Rows:
◇ ◇ ◇ ◇
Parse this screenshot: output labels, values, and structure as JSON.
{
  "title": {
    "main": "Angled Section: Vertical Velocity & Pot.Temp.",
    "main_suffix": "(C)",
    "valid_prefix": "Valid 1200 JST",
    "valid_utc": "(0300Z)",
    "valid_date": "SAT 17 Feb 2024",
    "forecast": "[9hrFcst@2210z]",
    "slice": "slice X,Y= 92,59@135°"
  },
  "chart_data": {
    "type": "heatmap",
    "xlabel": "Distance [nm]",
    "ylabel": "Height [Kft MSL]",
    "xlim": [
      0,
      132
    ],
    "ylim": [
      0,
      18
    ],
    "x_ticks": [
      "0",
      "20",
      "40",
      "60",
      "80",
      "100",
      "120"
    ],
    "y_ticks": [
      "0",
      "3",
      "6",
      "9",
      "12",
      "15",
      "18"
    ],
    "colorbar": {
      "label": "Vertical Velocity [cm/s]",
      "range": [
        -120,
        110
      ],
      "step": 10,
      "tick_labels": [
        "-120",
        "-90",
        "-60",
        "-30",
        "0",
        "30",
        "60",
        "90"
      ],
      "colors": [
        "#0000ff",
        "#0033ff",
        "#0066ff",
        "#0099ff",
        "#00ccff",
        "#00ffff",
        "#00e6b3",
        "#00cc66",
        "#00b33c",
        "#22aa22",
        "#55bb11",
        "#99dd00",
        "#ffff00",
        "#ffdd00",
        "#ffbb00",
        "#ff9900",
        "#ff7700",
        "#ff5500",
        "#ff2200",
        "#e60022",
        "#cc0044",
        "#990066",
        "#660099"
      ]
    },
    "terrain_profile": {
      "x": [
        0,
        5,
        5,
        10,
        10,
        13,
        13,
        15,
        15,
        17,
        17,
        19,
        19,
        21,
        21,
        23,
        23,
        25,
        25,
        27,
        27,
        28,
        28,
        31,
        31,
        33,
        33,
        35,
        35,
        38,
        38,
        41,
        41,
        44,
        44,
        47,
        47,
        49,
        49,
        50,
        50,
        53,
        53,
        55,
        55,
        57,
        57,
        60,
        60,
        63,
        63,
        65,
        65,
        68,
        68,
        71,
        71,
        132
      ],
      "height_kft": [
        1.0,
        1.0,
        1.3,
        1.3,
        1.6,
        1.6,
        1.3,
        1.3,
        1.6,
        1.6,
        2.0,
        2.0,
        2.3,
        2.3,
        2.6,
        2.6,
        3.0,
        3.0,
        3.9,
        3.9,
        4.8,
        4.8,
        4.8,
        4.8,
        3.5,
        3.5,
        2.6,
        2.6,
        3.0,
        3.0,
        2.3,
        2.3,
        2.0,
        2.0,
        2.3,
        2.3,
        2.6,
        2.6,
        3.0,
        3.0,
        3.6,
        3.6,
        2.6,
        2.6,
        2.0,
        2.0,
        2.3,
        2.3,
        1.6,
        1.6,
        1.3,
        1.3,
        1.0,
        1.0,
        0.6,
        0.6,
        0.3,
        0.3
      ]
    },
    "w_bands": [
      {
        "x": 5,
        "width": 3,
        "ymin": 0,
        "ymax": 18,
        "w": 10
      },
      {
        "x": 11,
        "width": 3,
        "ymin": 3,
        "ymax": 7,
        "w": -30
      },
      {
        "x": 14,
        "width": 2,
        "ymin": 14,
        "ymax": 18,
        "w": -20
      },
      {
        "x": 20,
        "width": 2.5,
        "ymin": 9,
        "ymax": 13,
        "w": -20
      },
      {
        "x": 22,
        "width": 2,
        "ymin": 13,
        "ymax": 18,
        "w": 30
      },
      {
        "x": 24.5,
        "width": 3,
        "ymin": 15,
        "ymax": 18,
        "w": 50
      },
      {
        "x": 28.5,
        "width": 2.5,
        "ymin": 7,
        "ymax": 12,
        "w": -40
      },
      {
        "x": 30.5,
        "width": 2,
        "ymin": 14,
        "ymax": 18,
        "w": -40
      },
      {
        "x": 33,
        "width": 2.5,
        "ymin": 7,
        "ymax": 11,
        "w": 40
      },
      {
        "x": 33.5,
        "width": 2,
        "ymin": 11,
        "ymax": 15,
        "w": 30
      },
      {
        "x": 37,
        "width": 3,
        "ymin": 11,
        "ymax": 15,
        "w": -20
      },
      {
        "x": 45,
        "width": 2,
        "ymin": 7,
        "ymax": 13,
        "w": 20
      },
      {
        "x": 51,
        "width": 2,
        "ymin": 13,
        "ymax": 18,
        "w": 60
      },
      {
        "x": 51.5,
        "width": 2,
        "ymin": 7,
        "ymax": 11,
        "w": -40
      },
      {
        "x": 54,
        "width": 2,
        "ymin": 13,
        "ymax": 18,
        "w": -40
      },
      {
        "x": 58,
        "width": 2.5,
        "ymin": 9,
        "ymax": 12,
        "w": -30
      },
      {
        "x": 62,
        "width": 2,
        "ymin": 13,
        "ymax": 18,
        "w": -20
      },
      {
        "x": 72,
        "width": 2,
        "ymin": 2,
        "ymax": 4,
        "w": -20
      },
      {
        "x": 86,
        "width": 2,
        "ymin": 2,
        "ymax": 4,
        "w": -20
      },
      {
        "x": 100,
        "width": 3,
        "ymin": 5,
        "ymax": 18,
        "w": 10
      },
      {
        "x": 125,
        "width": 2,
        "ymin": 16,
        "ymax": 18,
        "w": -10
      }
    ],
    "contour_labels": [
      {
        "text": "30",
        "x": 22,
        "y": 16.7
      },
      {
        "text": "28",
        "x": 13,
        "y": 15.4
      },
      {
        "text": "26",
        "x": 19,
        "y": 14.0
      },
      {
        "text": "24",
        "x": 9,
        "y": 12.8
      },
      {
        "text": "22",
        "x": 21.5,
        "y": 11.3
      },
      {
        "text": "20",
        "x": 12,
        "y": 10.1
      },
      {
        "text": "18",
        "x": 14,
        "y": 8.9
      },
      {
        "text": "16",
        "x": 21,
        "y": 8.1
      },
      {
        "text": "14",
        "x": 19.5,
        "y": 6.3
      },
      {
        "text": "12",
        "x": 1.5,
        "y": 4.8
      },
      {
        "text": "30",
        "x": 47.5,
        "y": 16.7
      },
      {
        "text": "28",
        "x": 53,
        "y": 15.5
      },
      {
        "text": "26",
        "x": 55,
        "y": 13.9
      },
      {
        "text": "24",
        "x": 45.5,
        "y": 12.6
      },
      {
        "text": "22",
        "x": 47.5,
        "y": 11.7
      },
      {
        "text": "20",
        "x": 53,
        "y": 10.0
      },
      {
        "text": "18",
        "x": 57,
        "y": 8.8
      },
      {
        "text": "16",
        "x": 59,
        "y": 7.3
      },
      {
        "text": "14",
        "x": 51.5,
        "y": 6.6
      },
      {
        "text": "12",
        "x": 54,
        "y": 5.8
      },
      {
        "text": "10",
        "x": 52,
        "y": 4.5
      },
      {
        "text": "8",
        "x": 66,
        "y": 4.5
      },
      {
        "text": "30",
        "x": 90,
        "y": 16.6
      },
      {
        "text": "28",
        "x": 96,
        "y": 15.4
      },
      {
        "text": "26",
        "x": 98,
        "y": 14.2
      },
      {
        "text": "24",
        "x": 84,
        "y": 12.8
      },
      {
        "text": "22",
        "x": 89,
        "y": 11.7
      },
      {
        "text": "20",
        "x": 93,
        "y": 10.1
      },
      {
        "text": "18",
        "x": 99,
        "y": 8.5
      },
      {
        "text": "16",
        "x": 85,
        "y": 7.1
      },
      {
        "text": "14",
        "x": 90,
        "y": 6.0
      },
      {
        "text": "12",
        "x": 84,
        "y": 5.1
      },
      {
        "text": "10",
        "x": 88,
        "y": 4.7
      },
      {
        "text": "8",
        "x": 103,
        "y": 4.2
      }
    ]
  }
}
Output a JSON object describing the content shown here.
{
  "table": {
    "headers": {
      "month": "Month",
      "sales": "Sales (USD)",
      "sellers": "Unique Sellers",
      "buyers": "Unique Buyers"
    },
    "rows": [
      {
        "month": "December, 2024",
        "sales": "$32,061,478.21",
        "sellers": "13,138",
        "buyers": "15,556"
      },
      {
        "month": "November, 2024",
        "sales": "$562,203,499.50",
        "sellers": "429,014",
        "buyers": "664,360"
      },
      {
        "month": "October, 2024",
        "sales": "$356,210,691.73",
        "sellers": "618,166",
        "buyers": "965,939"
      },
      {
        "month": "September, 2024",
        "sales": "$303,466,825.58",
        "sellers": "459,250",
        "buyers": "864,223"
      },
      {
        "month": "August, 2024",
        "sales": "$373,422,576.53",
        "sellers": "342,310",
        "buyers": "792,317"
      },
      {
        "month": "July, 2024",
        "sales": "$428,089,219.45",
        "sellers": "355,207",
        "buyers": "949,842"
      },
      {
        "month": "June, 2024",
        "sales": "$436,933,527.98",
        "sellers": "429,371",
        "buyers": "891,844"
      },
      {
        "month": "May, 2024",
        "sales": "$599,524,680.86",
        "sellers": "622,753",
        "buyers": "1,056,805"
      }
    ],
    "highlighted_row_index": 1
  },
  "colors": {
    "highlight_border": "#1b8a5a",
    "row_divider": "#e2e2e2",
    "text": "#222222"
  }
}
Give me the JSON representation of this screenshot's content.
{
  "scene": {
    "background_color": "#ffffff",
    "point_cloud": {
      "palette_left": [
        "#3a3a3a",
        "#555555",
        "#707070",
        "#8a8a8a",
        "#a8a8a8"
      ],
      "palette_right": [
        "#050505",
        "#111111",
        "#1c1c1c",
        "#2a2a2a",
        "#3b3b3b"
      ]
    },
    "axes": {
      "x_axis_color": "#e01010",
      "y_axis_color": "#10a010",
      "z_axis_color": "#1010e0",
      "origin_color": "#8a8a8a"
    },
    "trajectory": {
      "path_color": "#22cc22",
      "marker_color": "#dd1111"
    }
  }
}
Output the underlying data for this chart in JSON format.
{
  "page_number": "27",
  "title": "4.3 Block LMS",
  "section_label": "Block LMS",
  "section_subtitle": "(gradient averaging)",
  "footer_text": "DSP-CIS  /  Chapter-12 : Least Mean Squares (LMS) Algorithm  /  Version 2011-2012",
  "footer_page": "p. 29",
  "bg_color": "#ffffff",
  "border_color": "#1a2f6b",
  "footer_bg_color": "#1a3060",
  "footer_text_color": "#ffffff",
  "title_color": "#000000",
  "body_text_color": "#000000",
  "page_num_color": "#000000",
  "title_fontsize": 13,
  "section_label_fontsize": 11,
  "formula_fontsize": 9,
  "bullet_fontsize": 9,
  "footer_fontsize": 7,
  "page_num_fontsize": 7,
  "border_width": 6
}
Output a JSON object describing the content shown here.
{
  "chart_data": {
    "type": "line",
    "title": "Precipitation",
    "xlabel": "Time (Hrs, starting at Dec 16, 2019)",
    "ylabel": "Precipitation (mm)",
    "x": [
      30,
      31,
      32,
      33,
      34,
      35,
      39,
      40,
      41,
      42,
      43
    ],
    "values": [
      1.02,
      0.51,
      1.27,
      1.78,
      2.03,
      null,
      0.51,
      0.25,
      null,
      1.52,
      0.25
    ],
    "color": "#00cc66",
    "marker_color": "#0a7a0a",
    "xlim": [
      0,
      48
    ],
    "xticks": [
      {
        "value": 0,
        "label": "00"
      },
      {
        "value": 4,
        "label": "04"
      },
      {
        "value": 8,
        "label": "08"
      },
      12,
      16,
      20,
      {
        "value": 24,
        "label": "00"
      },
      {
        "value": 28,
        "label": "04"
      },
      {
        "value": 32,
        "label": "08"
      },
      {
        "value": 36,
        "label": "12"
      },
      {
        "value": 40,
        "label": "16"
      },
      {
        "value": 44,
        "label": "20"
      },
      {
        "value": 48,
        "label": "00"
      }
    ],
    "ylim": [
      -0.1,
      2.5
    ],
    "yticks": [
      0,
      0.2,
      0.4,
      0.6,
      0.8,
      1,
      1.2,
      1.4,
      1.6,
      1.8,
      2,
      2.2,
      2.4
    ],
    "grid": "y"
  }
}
◇ ◇ ◇ ◇
Set problem: Report the number of lines in the listing that include the string "Unique"; give nothing but the number.

Response to the exercise: 2